> _Input data_
»»
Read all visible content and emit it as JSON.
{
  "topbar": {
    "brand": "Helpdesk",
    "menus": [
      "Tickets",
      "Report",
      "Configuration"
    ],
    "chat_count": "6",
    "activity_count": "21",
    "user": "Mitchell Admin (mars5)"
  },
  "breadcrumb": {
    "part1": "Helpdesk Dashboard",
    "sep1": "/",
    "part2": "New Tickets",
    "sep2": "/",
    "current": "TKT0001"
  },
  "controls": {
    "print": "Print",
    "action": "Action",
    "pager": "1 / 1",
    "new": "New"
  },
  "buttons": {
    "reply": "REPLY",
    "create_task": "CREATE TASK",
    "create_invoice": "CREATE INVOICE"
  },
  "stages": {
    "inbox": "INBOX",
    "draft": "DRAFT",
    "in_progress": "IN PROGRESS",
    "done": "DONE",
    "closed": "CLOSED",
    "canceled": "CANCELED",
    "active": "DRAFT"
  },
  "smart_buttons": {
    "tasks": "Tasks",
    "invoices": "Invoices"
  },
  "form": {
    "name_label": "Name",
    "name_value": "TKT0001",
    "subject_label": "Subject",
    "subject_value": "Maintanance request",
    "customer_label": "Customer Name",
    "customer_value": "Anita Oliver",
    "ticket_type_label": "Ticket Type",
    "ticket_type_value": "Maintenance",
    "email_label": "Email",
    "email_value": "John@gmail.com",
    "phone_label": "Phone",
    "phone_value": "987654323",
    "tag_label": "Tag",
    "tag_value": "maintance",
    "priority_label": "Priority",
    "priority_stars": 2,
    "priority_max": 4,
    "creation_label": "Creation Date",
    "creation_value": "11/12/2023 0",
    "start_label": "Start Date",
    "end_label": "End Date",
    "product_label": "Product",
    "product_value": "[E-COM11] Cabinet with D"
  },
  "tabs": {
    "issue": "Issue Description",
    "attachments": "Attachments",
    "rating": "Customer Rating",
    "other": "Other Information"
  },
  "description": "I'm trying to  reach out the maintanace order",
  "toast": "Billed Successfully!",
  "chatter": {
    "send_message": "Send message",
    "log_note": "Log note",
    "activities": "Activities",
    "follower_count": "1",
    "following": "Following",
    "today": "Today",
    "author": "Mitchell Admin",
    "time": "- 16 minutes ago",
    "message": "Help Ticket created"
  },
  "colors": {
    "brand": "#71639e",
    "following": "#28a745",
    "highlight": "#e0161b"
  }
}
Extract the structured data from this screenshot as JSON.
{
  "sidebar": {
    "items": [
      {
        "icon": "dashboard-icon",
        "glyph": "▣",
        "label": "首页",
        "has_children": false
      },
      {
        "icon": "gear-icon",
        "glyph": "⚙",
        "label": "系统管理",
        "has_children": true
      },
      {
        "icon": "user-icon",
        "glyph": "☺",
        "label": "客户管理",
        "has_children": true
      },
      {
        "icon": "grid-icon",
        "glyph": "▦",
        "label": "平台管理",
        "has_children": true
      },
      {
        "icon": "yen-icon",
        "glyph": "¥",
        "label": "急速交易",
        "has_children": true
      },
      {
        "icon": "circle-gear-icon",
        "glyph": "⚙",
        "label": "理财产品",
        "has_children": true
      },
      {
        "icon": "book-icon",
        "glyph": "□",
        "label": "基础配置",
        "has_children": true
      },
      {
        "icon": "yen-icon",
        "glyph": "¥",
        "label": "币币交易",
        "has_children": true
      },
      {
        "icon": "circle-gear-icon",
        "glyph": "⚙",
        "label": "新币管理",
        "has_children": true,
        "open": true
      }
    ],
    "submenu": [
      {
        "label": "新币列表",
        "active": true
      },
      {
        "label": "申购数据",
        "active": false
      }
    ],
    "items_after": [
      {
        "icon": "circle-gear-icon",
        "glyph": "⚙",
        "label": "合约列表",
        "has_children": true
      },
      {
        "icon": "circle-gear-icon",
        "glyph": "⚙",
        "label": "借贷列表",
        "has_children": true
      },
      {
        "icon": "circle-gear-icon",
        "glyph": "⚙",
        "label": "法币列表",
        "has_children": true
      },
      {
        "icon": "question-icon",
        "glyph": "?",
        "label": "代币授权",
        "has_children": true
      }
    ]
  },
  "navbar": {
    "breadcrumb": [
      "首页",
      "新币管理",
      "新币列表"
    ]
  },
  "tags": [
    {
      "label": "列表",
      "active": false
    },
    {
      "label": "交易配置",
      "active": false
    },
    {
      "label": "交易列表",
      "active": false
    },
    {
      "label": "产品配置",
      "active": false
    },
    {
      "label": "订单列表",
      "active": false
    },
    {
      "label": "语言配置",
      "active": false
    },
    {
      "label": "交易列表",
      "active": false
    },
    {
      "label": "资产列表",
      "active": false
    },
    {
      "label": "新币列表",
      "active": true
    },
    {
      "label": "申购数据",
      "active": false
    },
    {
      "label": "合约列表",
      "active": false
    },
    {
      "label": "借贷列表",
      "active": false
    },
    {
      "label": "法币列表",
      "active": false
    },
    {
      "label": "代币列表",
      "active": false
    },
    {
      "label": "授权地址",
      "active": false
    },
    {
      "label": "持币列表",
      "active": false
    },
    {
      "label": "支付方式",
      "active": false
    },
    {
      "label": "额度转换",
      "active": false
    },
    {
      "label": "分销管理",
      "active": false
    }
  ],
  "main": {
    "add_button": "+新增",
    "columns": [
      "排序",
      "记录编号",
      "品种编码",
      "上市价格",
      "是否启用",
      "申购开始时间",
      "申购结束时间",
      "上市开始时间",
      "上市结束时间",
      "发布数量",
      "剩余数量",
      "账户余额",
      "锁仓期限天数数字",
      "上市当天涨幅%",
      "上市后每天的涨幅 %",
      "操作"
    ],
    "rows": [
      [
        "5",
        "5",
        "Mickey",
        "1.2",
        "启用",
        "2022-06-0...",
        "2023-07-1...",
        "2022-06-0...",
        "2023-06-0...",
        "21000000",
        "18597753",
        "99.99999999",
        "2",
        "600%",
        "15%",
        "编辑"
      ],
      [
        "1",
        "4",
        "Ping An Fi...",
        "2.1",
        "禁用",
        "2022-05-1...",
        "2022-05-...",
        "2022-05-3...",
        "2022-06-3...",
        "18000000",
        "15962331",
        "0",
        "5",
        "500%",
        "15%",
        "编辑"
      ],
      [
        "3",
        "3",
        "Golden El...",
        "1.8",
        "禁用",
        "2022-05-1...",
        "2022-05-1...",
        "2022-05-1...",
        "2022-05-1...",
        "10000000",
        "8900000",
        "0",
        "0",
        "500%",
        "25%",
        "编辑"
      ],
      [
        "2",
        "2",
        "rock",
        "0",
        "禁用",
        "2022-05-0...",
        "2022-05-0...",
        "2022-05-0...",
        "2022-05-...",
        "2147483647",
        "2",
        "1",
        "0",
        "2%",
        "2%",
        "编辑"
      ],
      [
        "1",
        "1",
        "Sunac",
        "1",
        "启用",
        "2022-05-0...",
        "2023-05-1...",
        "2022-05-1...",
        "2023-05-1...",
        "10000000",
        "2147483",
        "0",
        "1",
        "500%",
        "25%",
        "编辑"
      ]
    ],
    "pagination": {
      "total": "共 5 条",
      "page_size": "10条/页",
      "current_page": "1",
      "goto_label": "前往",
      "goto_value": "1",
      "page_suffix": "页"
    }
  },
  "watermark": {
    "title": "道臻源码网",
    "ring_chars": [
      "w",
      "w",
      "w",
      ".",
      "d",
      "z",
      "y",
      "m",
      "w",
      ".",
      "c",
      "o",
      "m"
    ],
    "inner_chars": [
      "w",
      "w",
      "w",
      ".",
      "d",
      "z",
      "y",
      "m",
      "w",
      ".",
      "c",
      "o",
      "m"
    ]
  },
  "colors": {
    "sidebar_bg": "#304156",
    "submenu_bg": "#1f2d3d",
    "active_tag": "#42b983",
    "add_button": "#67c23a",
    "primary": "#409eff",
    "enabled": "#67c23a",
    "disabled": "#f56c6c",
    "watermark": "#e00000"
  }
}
««
Copy out each line of the records where the string "Date" appears.

    "creation_label": "Creation Date",
    "start_label": "Start Date",
    "end_label": "End Date",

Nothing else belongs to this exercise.